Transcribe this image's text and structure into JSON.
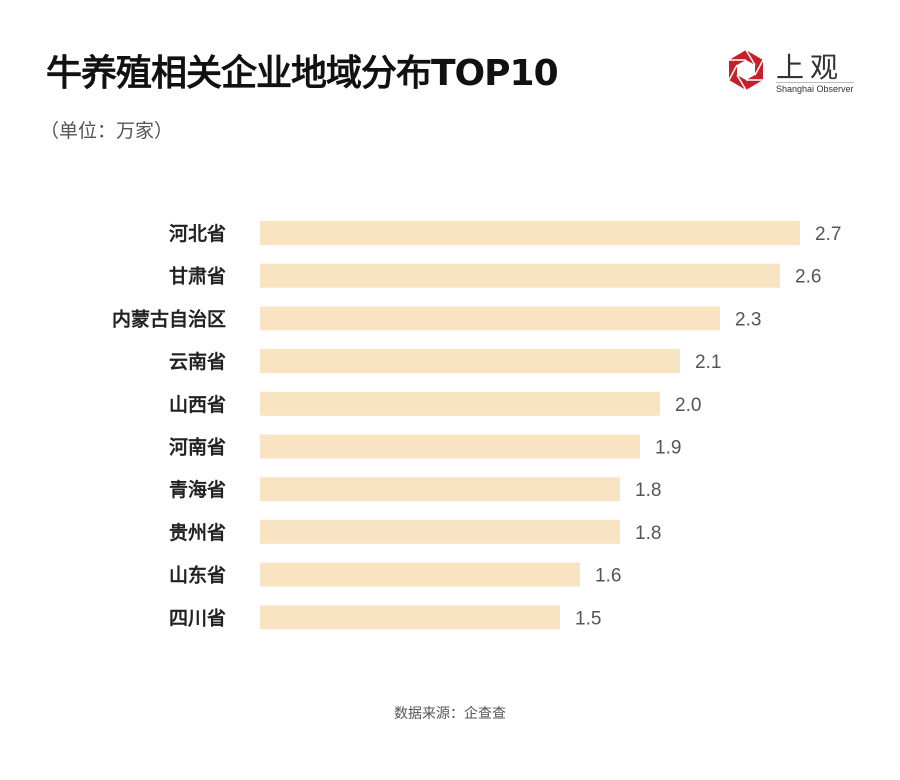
{
  "header": {
    "title": "牛养殖相关企业地域分布TOP10",
    "unit": "（单位：万家）"
  },
  "logo": {
    "text": "上观",
    "sub": "Shanghai Observer",
    "color": "#c8202a"
  },
  "footer": {
    "source": "数据来源：企查查"
  },
  "chart_data": {
    "type": "bar",
    "orientation": "horizontal",
    "title": "牛养殖相关企业地域分布TOP10",
    "unit": "（单位：万家）",
    "categories": [
      "河北省",
      "甘肃省",
      "内蒙古自治区",
      "云南省",
      "山西省",
      "河南省",
      "青海省",
      "贵州省",
      "山东省",
      "四川省"
    ],
    "values": [
      2.7,
      2.6,
      2.3,
      2.1,
      2.0,
      1.9,
      1.8,
      1.8,
      1.6,
      1.5
    ],
    "value_labels": [
      "2.7",
      "2.6",
      "2.3",
      "2.1",
      "2.0",
      "1.9",
      "1.8",
      "1.8",
      "1.6",
      "1.5"
    ],
    "bar_color": "#f8e3c2",
    "grid": false,
    "legend": "none"
  }
}
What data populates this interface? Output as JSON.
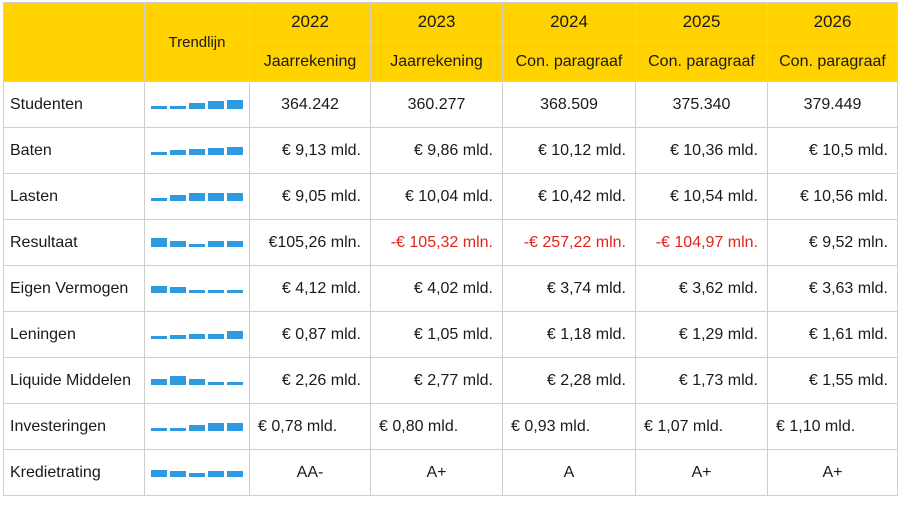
{
  "header": {
    "trend_label": "Trendlijn",
    "years": [
      "2022",
      "2023",
      "2024",
      "2025",
      "2026"
    ],
    "types": [
      "Jaarrekening",
      "Jaarrekening",
      "Con. paragraaf",
      "Con. paragraaf",
      "Con. paragraaf"
    ]
  },
  "rows": [
    {
      "label": "Studenten",
      "values": [
        "364.242",
        "360.277",
        "368.509",
        "375.340",
        "379.449"
      ],
      "trend": [
        0.1,
        0.1,
        0.45,
        0.75,
        0.85
      ]
    },
    {
      "label": "Baten",
      "values": [
        "€ 9,13 mld.",
        "€ 9,86 mld.",
        "€ 10,12 mld.",
        "€ 10,36 mld.",
        "€ 10,5 mld."
      ],
      "trend": [
        0.1,
        0.35,
        0.55,
        0.6,
        0.7
      ]
    },
    {
      "label": "Lasten",
      "values": [
        "€ 9,05 mld.",
        "€ 10,04 mld.",
        "€ 10,42 mld.",
        "€ 10,54 mld.",
        "€ 10,56 mld."
      ],
      "trend": [
        0.1,
        0.55,
        0.7,
        0.75,
        0.75
      ]
    },
    {
      "label": "Resultaat",
      "values": [
        "€105,26 mln.",
        "-€ 105,32 mln.",
        "-€ 257,22 mln.",
        "-€ 104,97 mln.",
        "€ 9,52 mln."
      ],
      "trend": [
        0.85,
        0.5,
        0.1,
        0.5,
        0.55
      ],
      "negative": [
        false,
        true,
        true,
        true,
        false
      ]
    },
    {
      "label": "Eigen Vermogen",
      "values": [
        "€ 4,12 mld.",
        "€ 4,02 mld.",
        "€ 3,74 mld.",
        "€ 3,62 mld.",
        "€ 3,63 mld."
      ],
      "trend": [
        0.6,
        0.5,
        0.1,
        0.1,
        0.1
      ]
    },
    {
      "label": "Leningen",
      "values": [
        "€ 0,87 mld.",
        "€ 1,05 mld.",
        "€ 1,18 mld.",
        "€ 1,29 mld.",
        "€ 1,61 mld."
      ],
      "trend": [
        0.15,
        0.25,
        0.35,
        0.4,
        0.8
      ]
    },
    {
      "label": "Liquide Middelen",
      "values": [
        "€ 2,26 mld.",
        "€ 2,77 mld.",
        "€ 2,28 mld.",
        "€ 1,73 mld.",
        "€ 1,55 mld."
      ],
      "trend": [
        0.5,
        0.85,
        0.5,
        0.1,
        0.1
      ]
    },
    {
      "label": "Investeringen",
      "values": [
        "€ 0,78 mld.",
        "€ 0,80 mld.",
        "€ 0,93 mld.",
        "€ 1,07 mld.",
        "€ 1,10 mld."
      ],
      "trend": [
        0.1,
        0.1,
        0.45,
        0.7,
        0.75
      ],
      "align": "left"
    },
    {
      "label": "Kredietrating",
      "values": [
        "AA-",
        "A+",
        "A",
        "A+",
        "A+"
      ],
      "trend": [
        0.6,
        0.45,
        0.3,
        0.45,
        0.45
      ],
      "align": "center"
    }
  ],
  "colors": {
    "header_bg": "#ffd200",
    "trend_bar": "#2e9be0",
    "negative_text": "#e1251b",
    "grid": "#cfcfcf"
  }
}
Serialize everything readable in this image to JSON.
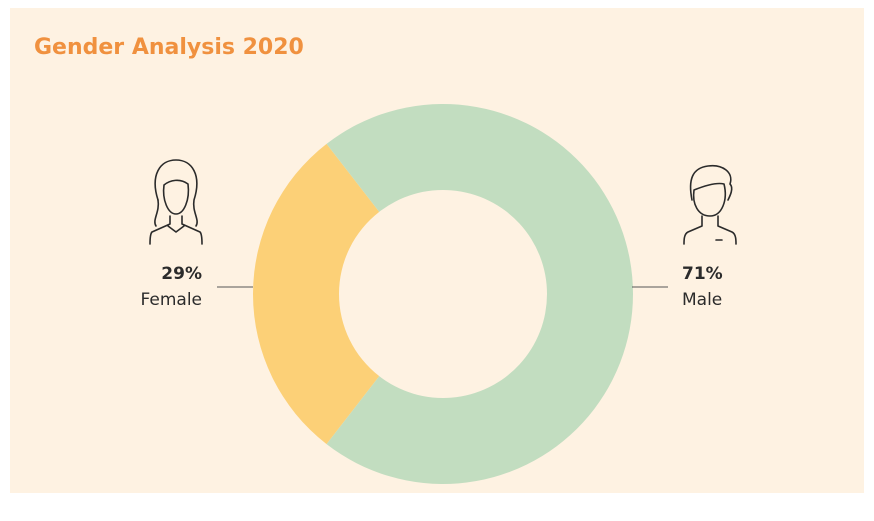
{
  "chart_data": {
    "type": "donut",
    "title": "Gender Analysis 2020",
    "categories": [
      "Female",
      "Male"
    ],
    "values": [
      29,
      71
    ],
    "value_labels": [
      "29%",
      "71%"
    ],
    "colors": [
      "#fcd077",
      "#c2ddc0"
    ]
  }
}
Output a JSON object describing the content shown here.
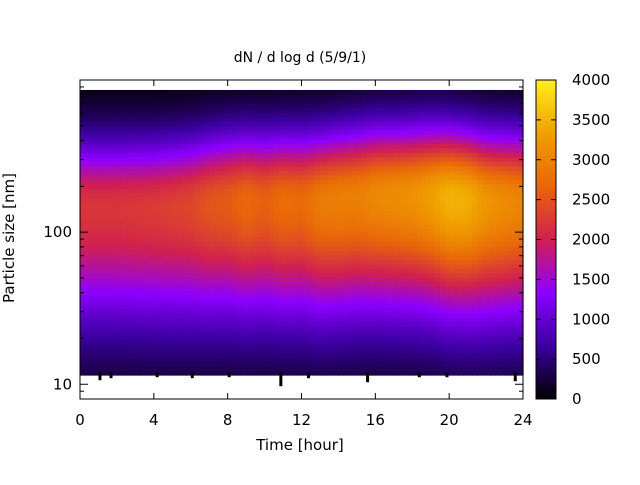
{
  "chart_data": {
    "type": "heatmap",
    "title": "dN / d log d (5/9/1)",
    "xlabel": "Time [hour]",
    "ylabel": "Particle size [nm]",
    "x_ticks": [
      "0",
      "4",
      "8",
      "12",
      "16",
      "20",
      "24"
    ],
    "x_tick_values": [
      0,
      4,
      8,
      12,
      16,
      20,
      24
    ],
    "xlim": [
      0,
      24
    ],
    "y_scale": "log",
    "y_ticks": [
      "10",
      "100"
    ],
    "y_tick_values": [
      10,
      100
    ],
    "ylim": [
      8,
      1000
    ],
    "data_y_range": [
      11.5,
      860
    ],
    "colorbar": {
      "ticks": [
        "0",
        "500",
        "1000",
        "1500",
        "2000",
        "2500",
        "3000",
        "3500",
        "4000"
      ],
      "tick_values": [
        0,
        500,
        1000,
        1500,
        2000,
        2500,
        3000,
        3500,
        4000
      ],
      "range": [
        0,
        4000
      ],
      "colormap": [
        "#000000",
        "#3b00a0",
        "#8d00ff",
        "#d02050",
        "#e8660a",
        "#f0a000",
        "#ffee20"
      ]
    },
    "times": [
      0,
      2,
      4,
      6,
      7,
      8,
      9,
      10,
      11,
      12,
      13,
      14,
      15,
      16,
      17,
      18,
      19,
      20,
      21,
      22,
      24
    ],
    "mode_diameter_nm": [
      145,
      145,
      145,
      150,
      155,
      160,
      160,
      160,
      160,
      160,
      160,
      165,
      170,
      175,
      175,
      175,
      175,
      170,
      165,
      160,
      160
    ],
    "peak_concentration": [
      2200,
      2200,
      2250,
      2350,
      2500,
      2550,
      2700,
      2600,
      2750,
      2700,
      2900,
      2950,
      2950,
      3050,
      3100,
      3150,
      3300,
      3500,
      3450,
      3200,
      3000
    ],
    "lower_cutoff_nm": [
      12,
      12,
      12,
      12,
      12,
      12,
      12,
      12,
      12,
      12,
      12,
      12,
      12,
      12,
      12,
      12,
      12,
      12,
      12,
      12,
      12
    ]
  }
}
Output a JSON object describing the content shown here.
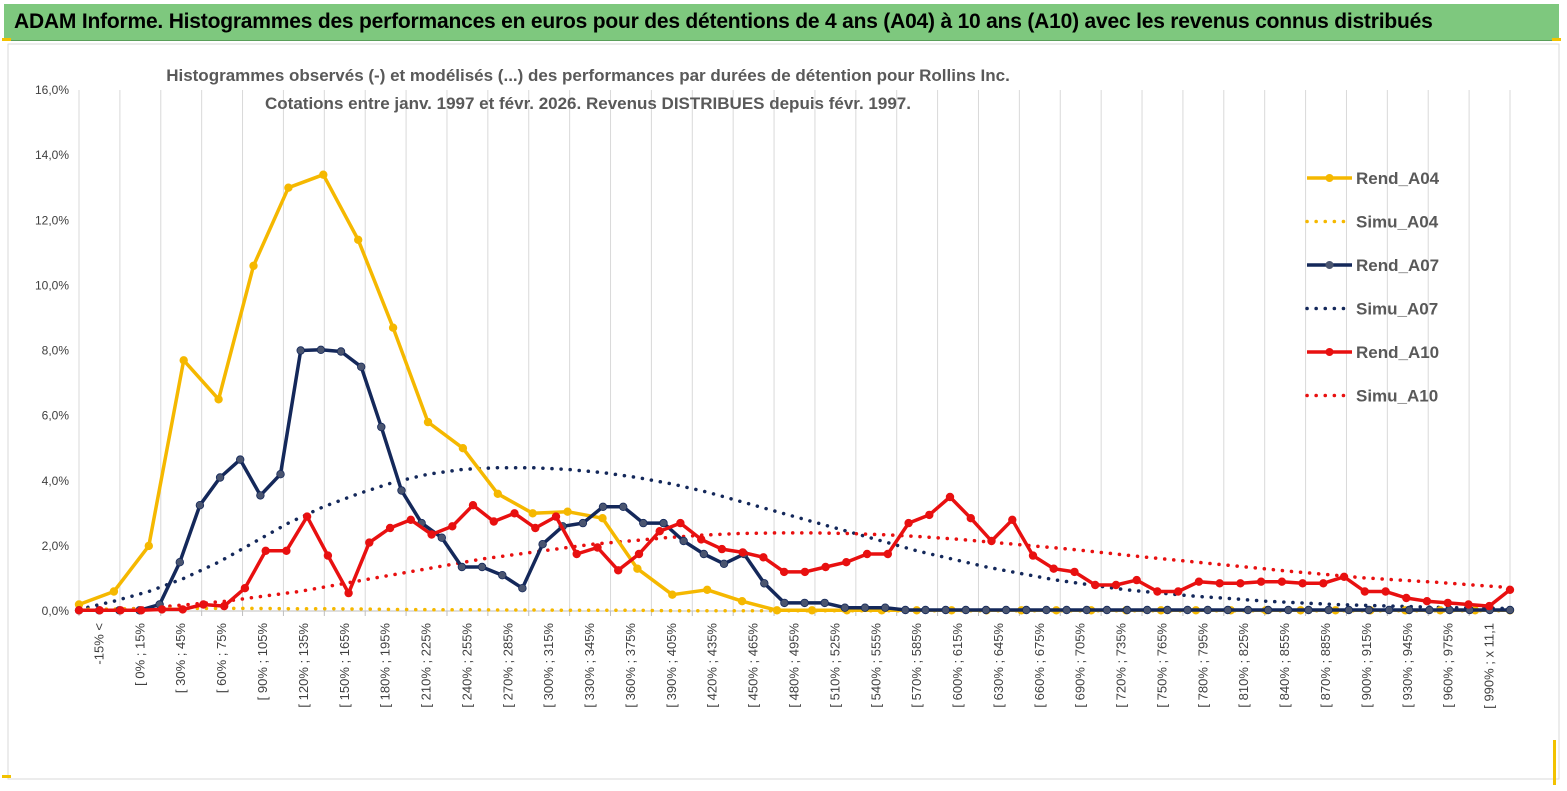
{
  "banner": {
    "title": "ADAM Informe. Histogrammes des performances en euros pour des détentions de 4 ans (A04) à 10 ans (A10) avec les revenus connus distribués"
  },
  "colors": {
    "banner_bg": "#7ec87e",
    "a04": "#f5b800",
    "a07": "#14285a",
    "a10": "#e81010",
    "grid": "#d9d9d9"
  },
  "chart_data": {
    "type": "line",
    "title": [
      "Histogrammes observés (-) et modélisés (...) des performances par durées de détention pour Rollins Inc.",
      "Cotations entre janv. 1997 et févr. 2026. Revenus DISTRIBUES depuis févr. 1997."
    ],
    "ylim": [
      0,
      16
    ],
    "y_ticks": [
      "0,0%",
      "2,0%",
      "4,0%",
      "6,0%",
      "8,0%",
      "10,0%",
      "12,0%",
      "14,0%",
      "16,0%"
    ],
    "grid": "vertical",
    "legend_position": "right",
    "x_tick_labels": [
      "-15% <",
      "[ 0% ; 15%",
      "[ 30% ; 45%",
      "[ 60% ; 75%",
      "[ 90% ; 105%",
      "[ 120% ; 135%",
      "[ 150% ; 165%",
      "[ 180% ; 195%",
      "[ 210% ; 225%",
      "[ 240% ; 255%",
      "[ 270% ; 285%",
      "[ 300% ; 315%",
      "[ 330% ; 345%",
      "[ 360% ; 375%",
      "[ 390% ; 405%",
      "[ 420% ; 435%",
      "[ 450% ; 465%",
      "[ 480% ; 495%",
      "[ 510% ; 525%",
      "[ 540% ; 555%",
      "[ 570% ; 585%",
      "[ 600% ; 615%",
      "[ 630% ; 645%",
      "[ 660% ; 675%",
      "[ 690% ; 705%",
      "[ 720% ; 735%",
      "[ 750% ; 765%",
      "[ 780% ; 795%",
      "[ 810% ; 825%",
      "[ 840% ; 855%",
      "[ 870% ; 885%",
      "[ 900% ; 915%",
      "[ 930% ; 945%",
      "[ 960% ; 975%",
      "[ 990% ; x 11,1"
    ],
    "series": [
      {
        "name": "Rend_A04",
        "style": "solid",
        "color": "#f5b800",
        "values": [
          0.2,
          0.6,
          2.0,
          7.7,
          6.5,
          10.6,
          13.0,
          13.4,
          11.4,
          8.7,
          5.8,
          5.0,
          3.6,
          3.0,
          3.05,
          2.85,
          1.3,
          0.5,
          0.65,
          0.3,
          0.02,
          0.02,
          0.02,
          0.02,
          0.02,
          0.02,
          0.02,
          0.02,
          0.02,
          0.02,
          0.02,
          0.02,
          0.02,
          0.02,
          0.02,
          0.02,
          0.02,
          0.02,
          0.02,
          0.02,
          0.02,
          0.02
        ]
      },
      {
        "name": "Simu_A04",
        "style": "dotted",
        "color": "#f5b800",
        "values": [
          0.05,
          0.06,
          0.07,
          0.08,
          0.08,
          0.08,
          0.07,
          0.07,
          0.06,
          0.05,
          0.04,
          0.04,
          0.03,
          0.03,
          0.02,
          0.02,
          0.02,
          0.01,
          0.01,
          0.01,
          0.01,
          0.01,
          0.01,
          0.01,
          0.01,
          0.01,
          0.01,
          0.01,
          0.01,
          0.01,
          0.01,
          0.01,
          0.01,
          0.01,
          0.01,
          0.01,
          0.01,
          0.01,
          0.01,
          0.01,
          0.01,
          0.01
        ]
      },
      {
        "name": "Rend_A07",
        "style": "solid",
        "color": "#14285a",
        "values": [
          0.02,
          0.02,
          0.02,
          0.02,
          0.2,
          1.5,
          3.25,
          4.1,
          4.65,
          3.55,
          4.2,
          8.0,
          8.02,
          7.97,
          7.5,
          5.65,
          3.7,
          2.7,
          2.25,
          1.35,
          1.35,
          1.1,
          0.7,
          2.05,
          2.6,
          2.7,
          3.2,
          3.2,
          2.7,
          2.7,
          2.15,
          1.75,
          1.45,
          1.75,
          0.85,
          0.25,
          0.25,
          0.25,
          0.1,
          0.1,
          0.1,
          0.03,
          0.03,
          0.03,
          0.03,
          0.03,
          0.03,
          0.03,
          0.03,
          0.03,
          0.03,
          0.03,
          0.03,
          0.03,
          0.03,
          0.03,
          0.03,
          0.03,
          0.03,
          0.03,
          0.03,
          0.03,
          0.03,
          0.03,
          0.03,
          0.03,
          0.03,
          0.03,
          0.03,
          0.03,
          0.03,
          0.03
        ]
      },
      {
        "name": "Simu_A07",
        "style": "dotted",
        "color": "#14285a",
        "values": [
          0.05,
          0.3,
          0.6,
          1.0,
          1.5,
          2.1,
          2.7,
          3.2,
          3.6,
          3.95,
          4.2,
          4.35,
          4.4,
          4.4,
          4.35,
          4.25,
          4.1,
          3.9,
          3.65,
          3.35,
          3.05,
          2.75,
          2.45,
          2.15,
          1.85,
          1.6,
          1.35,
          1.15,
          0.95,
          0.8,
          0.65,
          0.55,
          0.45,
          0.38,
          0.3,
          0.25,
          0.2,
          0.17,
          0.14,
          0.11,
          0.09,
          0.08
        ]
      },
      {
        "name": "Rend_A10",
        "style": "solid",
        "color": "#e81010",
        "values": [
          0.02,
          0.02,
          0.02,
          0.02,
          0.05,
          0.05,
          0.2,
          0.15,
          0.7,
          1.85,
          1.85,
          2.9,
          1.7,
          0.55,
          2.1,
          2.55,
          2.8,
          2.35,
          2.6,
          3.25,
          2.75,
          3.0,
          2.55,
          2.9,
          1.75,
          1.95,
          1.25,
          1.75,
          2.45,
          2.7,
          2.2,
          1.9,
          1.8,
          1.65,
          1.2,
          1.2,
          1.35,
          1.5,
          1.75,
          1.75,
          2.7,
          2.95,
          3.5,
          2.85,
          2.15,
          2.8,
          1.7,
          1.3,
          1.2,
          0.8,
          0.8,
          0.95,
          0.6,
          0.6,
          0.9,
          0.85,
          0.85,
          0.9,
          0.9,
          0.85,
          0.85,
          1.05,
          0.6,
          0.6,
          0.4,
          0.3,
          0.25,
          0.2,
          0.15,
          0.65
        ]
      },
      {
        "name": "Simu_A10",
        "style": "dotted",
        "color": "#e81010",
        "values": [
          0.02,
          0.05,
          0.1,
          0.2,
          0.3,
          0.45,
          0.6,
          0.8,
          1.0,
          1.2,
          1.4,
          1.6,
          1.75,
          1.9,
          2.05,
          2.15,
          2.25,
          2.33,
          2.38,
          2.4,
          2.4,
          2.38,
          2.34,
          2.28,
          2.2,
          2.1,
          2.0,
          1.9,
          1.78,
          1.66,
          1.55,
          1.44,
          1.33,
          1.22,
          1.12,
          1.02,
          0.95,
          0.88,
          0.8,
          0.72
        ]
      }
    ]
  }
}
● ● ● ●
== What is being asked ==
Count the lines above that contain the word "name", and give only that number.

== Written solution ==
6